Смещение этих понятий и ценностей приводит к такой ситуации, в которой мы сегодня оказались. У меня вопрос: как ты думаешь, можем ли мы когда-нибудь прийти к нормальным отношениям общества с властью, общества с прессой?
— Думаю, да. Во-первых, власть и СМИ должны прийти к такому примерно соглашению: власть не покушается на свободу слова, но свобода слова не покушается на государственность. Во-вторых, информационное пространство должны формировать люди, которые по мировоззрению, целям, принципам неразрывно связаны с нашей страной. К сожалению, у нас сейчас влиятельная политическая журналистика нередко страдает «синдромом Карла Радека», который, как известно, в конце концов и сам запутался, на кого он работает. У нас ведущие центральных политических программ — люди с двойным гражданством. Я не ханжа, жизнь может сложиться по-разному, но беда не в том, что у такого властителя эфирных дум в кармане два паспорта, а в том, что у него два паспорта в голове! Для торговли колготками это не важно, может быть, даже и хорошо — хоть три паспорта. А вот для работы в сфере, формирующей общественное, гражданское сознание, это недопустимо… Доходит до анекдота. На канале «Культура» есть такой Сэм Клебанов, который ведет передачу о современном российском кино, будучи дистрибьютором продукции западных кинокомпаний. Догадываетесь о направленности его передач? И в-третьих. Власть не должна воспринимать журналистику как пуховую информационную перчатку на своей твердой руке.

» Обязательные задания:
A. Определите, согласуются ли с отрывком о власти и прессе утверждения (i) «Отвечающий считает возможными нормальные отношения общества с властью и прессой», (ii) «Сэм Клебанов ведет на канале „Культура“ передачу о зарубежном кино» и (iii) «Двойное гражданство, по словам отвечающего, недопустимо для торговли колготками». Для каждого дайте ответ «да» или «нет» и точную цитату, которая это решает.
B. Продолжите отрывок о власти и прессе, начав сразу после его последней фразы.

» Строки данных:
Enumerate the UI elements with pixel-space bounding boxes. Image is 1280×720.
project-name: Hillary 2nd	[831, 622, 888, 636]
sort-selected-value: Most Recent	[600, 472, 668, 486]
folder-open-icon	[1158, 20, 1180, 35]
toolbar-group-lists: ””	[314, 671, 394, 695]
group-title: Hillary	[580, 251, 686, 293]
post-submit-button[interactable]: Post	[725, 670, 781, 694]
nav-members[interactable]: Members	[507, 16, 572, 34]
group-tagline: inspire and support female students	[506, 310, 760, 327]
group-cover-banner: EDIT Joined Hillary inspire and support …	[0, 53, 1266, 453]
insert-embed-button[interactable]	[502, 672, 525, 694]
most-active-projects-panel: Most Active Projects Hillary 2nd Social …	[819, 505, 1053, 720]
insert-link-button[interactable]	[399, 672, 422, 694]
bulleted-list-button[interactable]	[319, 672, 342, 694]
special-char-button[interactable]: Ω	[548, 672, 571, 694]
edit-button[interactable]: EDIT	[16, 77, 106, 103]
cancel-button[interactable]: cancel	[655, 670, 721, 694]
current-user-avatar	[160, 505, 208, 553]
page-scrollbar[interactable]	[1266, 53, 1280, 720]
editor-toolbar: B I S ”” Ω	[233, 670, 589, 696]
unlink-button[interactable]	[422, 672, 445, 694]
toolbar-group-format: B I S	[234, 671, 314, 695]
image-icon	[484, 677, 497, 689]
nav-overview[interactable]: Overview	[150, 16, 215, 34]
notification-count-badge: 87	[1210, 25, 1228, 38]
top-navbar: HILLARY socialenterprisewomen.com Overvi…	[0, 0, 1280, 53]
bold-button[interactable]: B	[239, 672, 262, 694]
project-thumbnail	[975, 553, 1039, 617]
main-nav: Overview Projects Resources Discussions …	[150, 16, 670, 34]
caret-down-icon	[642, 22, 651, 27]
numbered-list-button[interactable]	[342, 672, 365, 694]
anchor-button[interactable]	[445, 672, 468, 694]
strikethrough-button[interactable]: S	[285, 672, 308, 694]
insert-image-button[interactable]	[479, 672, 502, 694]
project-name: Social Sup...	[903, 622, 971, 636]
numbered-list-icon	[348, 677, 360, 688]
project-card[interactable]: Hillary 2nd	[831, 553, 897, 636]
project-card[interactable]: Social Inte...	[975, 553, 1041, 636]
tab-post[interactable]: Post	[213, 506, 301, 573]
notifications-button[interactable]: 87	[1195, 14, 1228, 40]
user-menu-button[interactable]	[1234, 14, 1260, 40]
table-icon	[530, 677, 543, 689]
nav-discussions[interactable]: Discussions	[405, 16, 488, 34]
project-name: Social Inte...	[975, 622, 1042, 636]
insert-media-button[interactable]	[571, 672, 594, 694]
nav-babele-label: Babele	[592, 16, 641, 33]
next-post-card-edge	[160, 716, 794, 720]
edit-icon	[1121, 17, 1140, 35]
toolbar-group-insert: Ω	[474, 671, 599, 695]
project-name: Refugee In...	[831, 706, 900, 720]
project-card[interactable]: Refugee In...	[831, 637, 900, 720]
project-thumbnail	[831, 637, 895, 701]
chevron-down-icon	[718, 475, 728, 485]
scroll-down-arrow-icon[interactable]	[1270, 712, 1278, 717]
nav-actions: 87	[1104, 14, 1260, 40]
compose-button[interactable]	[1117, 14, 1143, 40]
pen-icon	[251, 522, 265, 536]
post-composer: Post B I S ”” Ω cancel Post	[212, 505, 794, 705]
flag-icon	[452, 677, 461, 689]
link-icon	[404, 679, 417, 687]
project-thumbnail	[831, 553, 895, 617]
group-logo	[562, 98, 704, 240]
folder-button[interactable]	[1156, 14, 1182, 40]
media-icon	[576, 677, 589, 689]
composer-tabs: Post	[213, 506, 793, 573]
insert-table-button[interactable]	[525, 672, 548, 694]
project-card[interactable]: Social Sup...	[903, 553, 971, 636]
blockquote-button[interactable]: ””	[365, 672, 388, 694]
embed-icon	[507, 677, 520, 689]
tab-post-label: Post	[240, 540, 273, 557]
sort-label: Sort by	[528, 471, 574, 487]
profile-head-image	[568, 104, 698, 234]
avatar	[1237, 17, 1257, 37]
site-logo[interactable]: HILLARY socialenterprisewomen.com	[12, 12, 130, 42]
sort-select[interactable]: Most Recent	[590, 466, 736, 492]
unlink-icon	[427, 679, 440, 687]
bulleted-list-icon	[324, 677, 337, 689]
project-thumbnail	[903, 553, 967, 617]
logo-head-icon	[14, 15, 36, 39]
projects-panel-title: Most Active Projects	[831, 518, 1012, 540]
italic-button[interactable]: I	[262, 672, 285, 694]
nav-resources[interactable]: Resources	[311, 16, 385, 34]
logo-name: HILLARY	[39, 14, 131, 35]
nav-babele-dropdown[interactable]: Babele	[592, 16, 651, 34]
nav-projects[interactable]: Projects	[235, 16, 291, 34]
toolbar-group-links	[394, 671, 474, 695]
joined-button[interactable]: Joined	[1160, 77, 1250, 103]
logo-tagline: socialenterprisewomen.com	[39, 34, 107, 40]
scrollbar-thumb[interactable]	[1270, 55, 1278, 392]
...
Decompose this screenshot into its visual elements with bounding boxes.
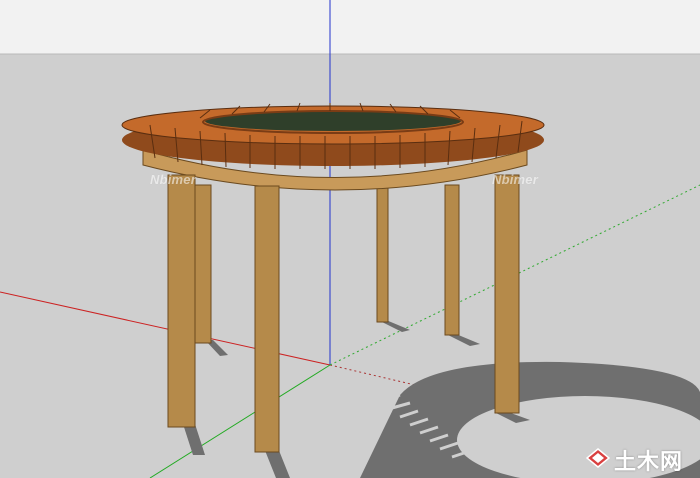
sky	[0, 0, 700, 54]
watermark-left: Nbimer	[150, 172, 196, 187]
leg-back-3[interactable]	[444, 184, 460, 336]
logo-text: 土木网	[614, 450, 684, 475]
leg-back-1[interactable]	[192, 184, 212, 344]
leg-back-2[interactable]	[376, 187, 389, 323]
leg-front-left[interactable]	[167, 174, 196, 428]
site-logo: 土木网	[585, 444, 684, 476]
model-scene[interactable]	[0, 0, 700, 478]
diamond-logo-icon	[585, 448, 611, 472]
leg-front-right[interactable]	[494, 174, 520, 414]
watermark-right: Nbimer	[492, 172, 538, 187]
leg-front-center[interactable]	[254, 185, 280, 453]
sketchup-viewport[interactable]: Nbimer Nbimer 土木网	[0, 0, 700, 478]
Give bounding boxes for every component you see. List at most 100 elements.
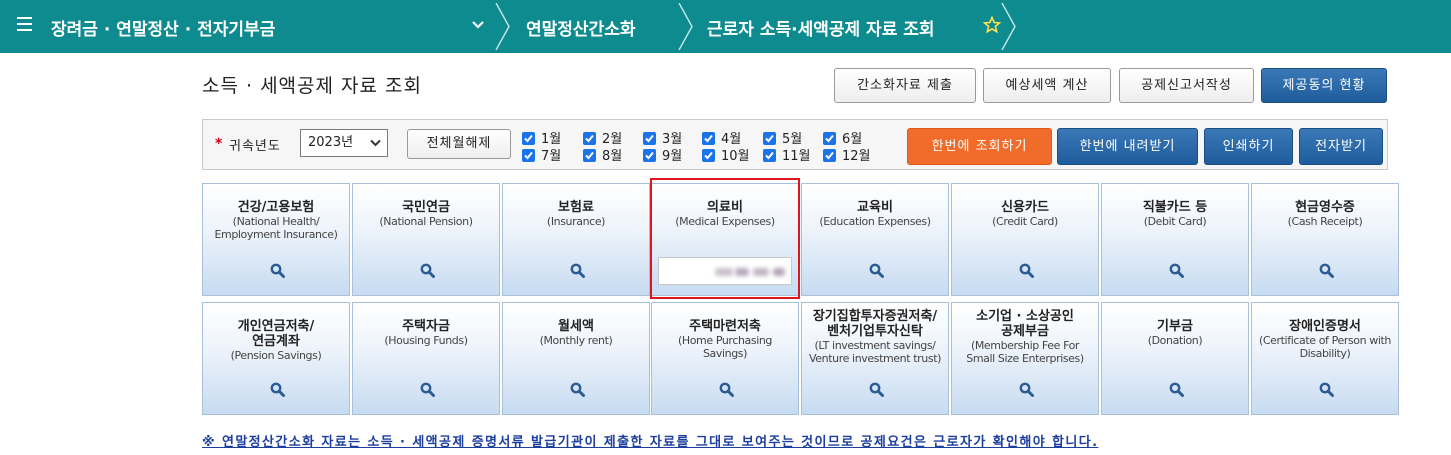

» Ответы по заданиям:
A.
(i) Да: «— Думаю, да.»
(ii) Нет: «ведет передачу о современном российском кино»
(iii) Нет: «Для торговли колготками это не важно»

B.
— Как оператора связи.
— Да не должна воспринимать как оператора связи. Только объективная, интеллектуально насыщенная, разумно оппозиционная пресса может стать для власти надежным источником информации и новых идей, необходимых для принятия правильных политических решений. Политики, которые ради достижения сиюминутной электоральной выгоды окружают себя информационными холуями, неизбежно и стремительно деградируют. Очень скоро избирательная урна становится для них урной Истории…
— Я хочу закончить наш диалог такой мыслью: самое главное, чтобы журналисты вспомнили о своей самой главной зависимости, зависимости от того, кто нас читает и слушает. Это человек, равный в обществе с властью. И разговаривать с ним надо на равных. И вернуться к тем истинам, через которые мы сегодня переступили. Здесь ничего придумывать не надо. Добро есть добро, зло есть зло, зависть — поганое чувство. И мы сегодня не сделаем ничего хорошего в плане упрочения доверия, если будем тасовать, как карты, эти понятия.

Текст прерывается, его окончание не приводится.